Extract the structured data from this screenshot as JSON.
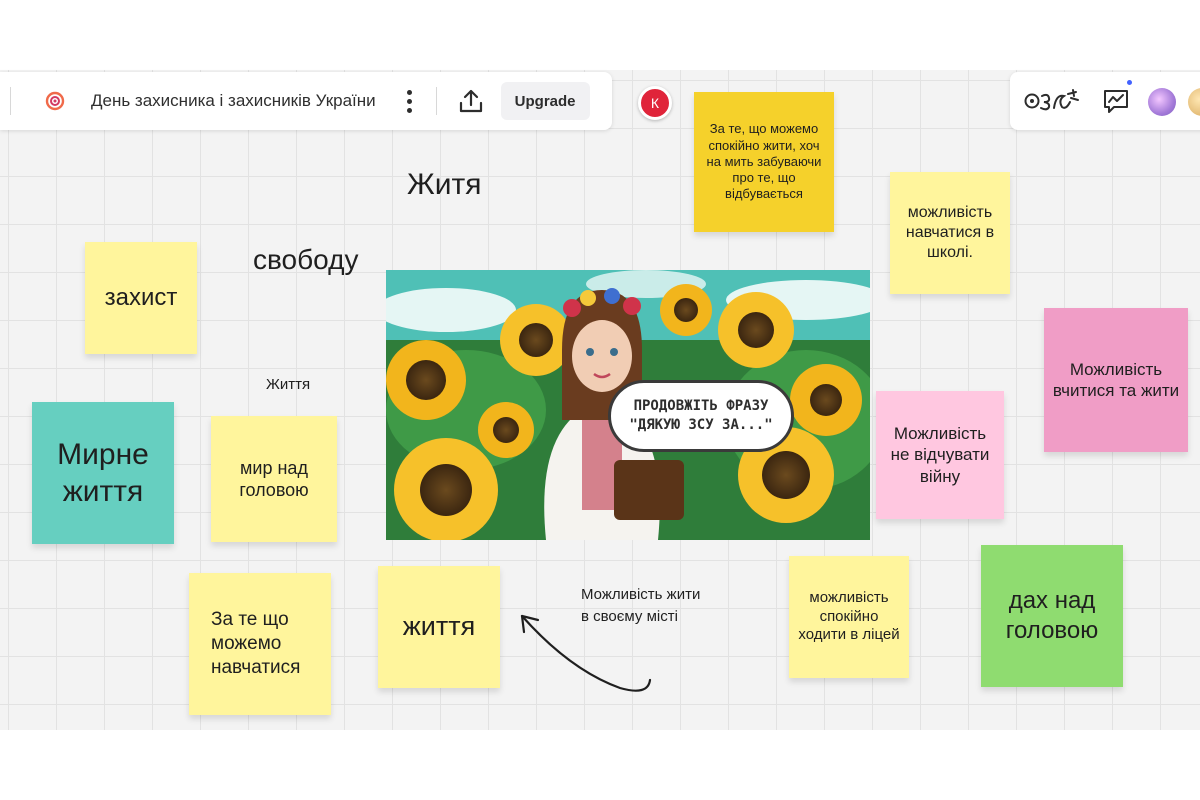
{
  "toolbar": {
    "board_title": "День захисника і захисників України",
    "upgrade_label": "Upgrade",
    "icons": [
      "board-logo-icon",
      "more-menu-icon",
      "upload-icon"
    ]
  },
  "collaborator": {
    "initial": "К",
    "color": "#e0243a"
  },
  "toolbar_right": {
    "icons": [
      "reactions-icon",
      "activity-chart-icon"
    ]
  },
  "image": {
    "bubble_line1": "ПРОДОВЖІТЬ ФРАЗУ",
    "bubble_line2": "\"ДЯКУЮ ЗСУ ЗА...\""
  },
  "notes": [
    {
      "id": "n1",
      "text": "За те, що можемо спокійно жити, хоч на мить забуваючи про те, що відбувається",
      "color": "#f5d12b"
    },
    {
      "id": "n2",
      "text": "можливість навчатися в школі.",
      "color": "#fff59c"
    },
    {
      "id": "n3",
      "text": "захист",
      "color": "#fff59c"
    },
    {
      "id": "n4",
      "text": "Можливість вчитися та жити",
      "color": "#f09dc6"
    },
    {
      "id": "n5",
      "text": "Мирне життя",
      "color": "#66cfc0"
    },
    {
      "id": "n6",
      "text": "мир над головою",
      "color": "#fff59c"
    },
    {
      "id": "n7",
      "text": "Можливість не відчувати війну",
      "color": "#ffc7e0"
    },
    {
      "id": "n8",
      "text": "За те що можемо навчатися",
      "color": "#fff59c"
    },
    {
      "id": "n9",
      "text": "життя",
      "color": "#fff59c"
    },
    {
      "id": "n10",
      "text": "можливість спокійно ходити в ліцей",
      "color": "#fff59c"
    },
    {
      "id": "n11",
      "text": "дах над головою",
      "color": "#8fdc70"
    }
  ],
  "free_texts": {
    "zhytia_large": "Житя",
    "svobodu": "свободу",
    "zhyttia_small": "Життя",
    "mozhlyvist_misto": "Можливість жити в своєму місті"
  }
}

§ **WORK TO COMPLETE**
Leave the pictures out and reproduce each record exactly as written.

§ **TASK SOLUTION**
Extract the structured data from this screenshot as JSON.
{
  "toolbar": {
    "board_title": "День захисника і захисників України",
    "upgrade_label": "Upgrade",
    "icons": [
      "board-logo-icon",
      "more-menu-icon",
      "upload-icon"
    ]
  },
  "collaborator": {
    "initial": "К",
    "color": "#e0243a"
  },
  "toolbar_right": {
    "icons": [
      "reactions-icon",
      "activity-chart-icon"
    ]
  },
  "image": {
    "bubble_line1": "ПРОДОВЖІТЬ ФРАЗУ",
    "bubble_line2": "\"ДЯКУЮ ЗСУ ЗА...\""
  },
  "notes": [
    {
      "id": "n1",
      "text": "За те, що можемо спокійно жити, хоч на мить забуваючи про те, що відбувається",
      "color": "#f5d12b"
    },
    {
      "id": "n2",
      "text": "можливість навчатися в школі.",
      "color": "#fff59c"
    },
    {
      "id": "n3",
      "text": "захист",
      "color": "#fff59c"
    },
    {
      "id": "n4",
      "text": "Можливість вчитися та жити",
      "color": "#f09dc6"
    },
    {
      "id": "n5",
      "text": "Мирне життя",
      "color": "#66cfc0"
    },
    {
      "id": "n6",
      "text": "мир над головою",
      "color": "#fff59c"
    },
    {
      "id": "n7",
      "text": "Можливість не відчувати війну",
      "color": "#ffc7e0"
    },
    {
      "id": "n8",
      "text": "За те що можемо навчатися",
      "color": "#fff59c"
    },
    {
      "id": "n9",
      "text": "життя",
      "color": "#fff59c"
    },
    {
      "id": "n10",
      "text": "можливість спокійно ходити в ліцей",
      "color": "#fff59c"
    },
    {
      "id": "n11",
      "text": "дах над головою",
      "color": "#8fdc70"
    }
  ],
  "free_texts": {
    "zhytia_large": "Житя",
    "svobodu": "свободу",
    "zhyttia_small": "Життя",
    "mozhlyvist_misto": "Можливість жити в своєму місті"
  }
}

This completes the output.